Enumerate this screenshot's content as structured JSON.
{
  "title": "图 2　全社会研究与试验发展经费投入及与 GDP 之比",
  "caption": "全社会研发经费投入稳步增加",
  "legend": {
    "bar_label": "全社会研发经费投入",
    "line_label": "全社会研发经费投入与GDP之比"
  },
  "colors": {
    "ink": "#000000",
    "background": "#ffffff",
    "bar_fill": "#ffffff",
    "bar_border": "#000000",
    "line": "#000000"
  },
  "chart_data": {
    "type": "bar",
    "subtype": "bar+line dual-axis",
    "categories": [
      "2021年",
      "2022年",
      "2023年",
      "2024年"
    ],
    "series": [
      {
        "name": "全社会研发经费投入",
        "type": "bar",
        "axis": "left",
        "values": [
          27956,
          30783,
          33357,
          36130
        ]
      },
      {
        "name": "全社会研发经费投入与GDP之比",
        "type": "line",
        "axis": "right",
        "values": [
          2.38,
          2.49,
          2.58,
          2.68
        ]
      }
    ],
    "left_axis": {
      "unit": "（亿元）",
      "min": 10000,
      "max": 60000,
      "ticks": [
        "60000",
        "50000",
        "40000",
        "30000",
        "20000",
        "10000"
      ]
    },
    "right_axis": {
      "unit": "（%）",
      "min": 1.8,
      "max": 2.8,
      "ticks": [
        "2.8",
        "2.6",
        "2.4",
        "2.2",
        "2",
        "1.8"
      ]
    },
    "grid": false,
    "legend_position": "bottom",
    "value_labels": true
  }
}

> [EXERCISE DESCRIPTION] Transcribe all of the lines in the records precisely.

> [TASK ANSWER]
Enumerate this screenshot's content as structured JSON.
{
  "title": "图 2　全社会研究与试验发展经费投入及与 GDP 之比",
  "caption": "全社会研发经费投入稳步增加",
  "legend": {
    "bar_label": "全社会研发经费投入",
    "line_label": "全社会研发经费投入与GDP之比"
  },
  "colors": {
    "ink": "#000000",
    "background": "#ffffff",
    "bar_fill": "#ffffff",
    "bar_border": "#000000",
    "line": "#000000"
  },
  "chart_data": {
    "type": "bar",
    "subtype": "bar+line dual-axis",
    "categories": [
      "2021年",
      "2022年",
      "2023年",
      "2024年"
    ],
    "series": [
      {
        "name": "全社会研发经费投入",
        "type": "bar",
        "axis": "left",
        "values": [
          27956,
          30783,
          33357,
          36130
        ]
      },
      {
        "name": "全社会研发经费投入与GDP之比",
        "type": "line",
        "axis": "right",
        "values": [
          2.38,
          2.49,
          2.58,
          2.68
        ]
      }
    ],
    "left_axis": {
      "unit": "（亿元）",
      "min": 10000,
      "max": 60000,
      "ticks": [
        "60000",
        "50000",
        "40000",
        "30000",
        "20000",
        "10000"
      ]
    },
    "right_axis": {
      "unit": "（%）",
      "min": 1.8,
      "max": 2.8,
      "ticks": [
        "2.8",
        "2.6",
        "2.4",
        "2.2",
        "2",
        "1.8"
      ]
    },
    "grid": false,
    "legend_position": "bottom",
    "value_labels": true
  }
}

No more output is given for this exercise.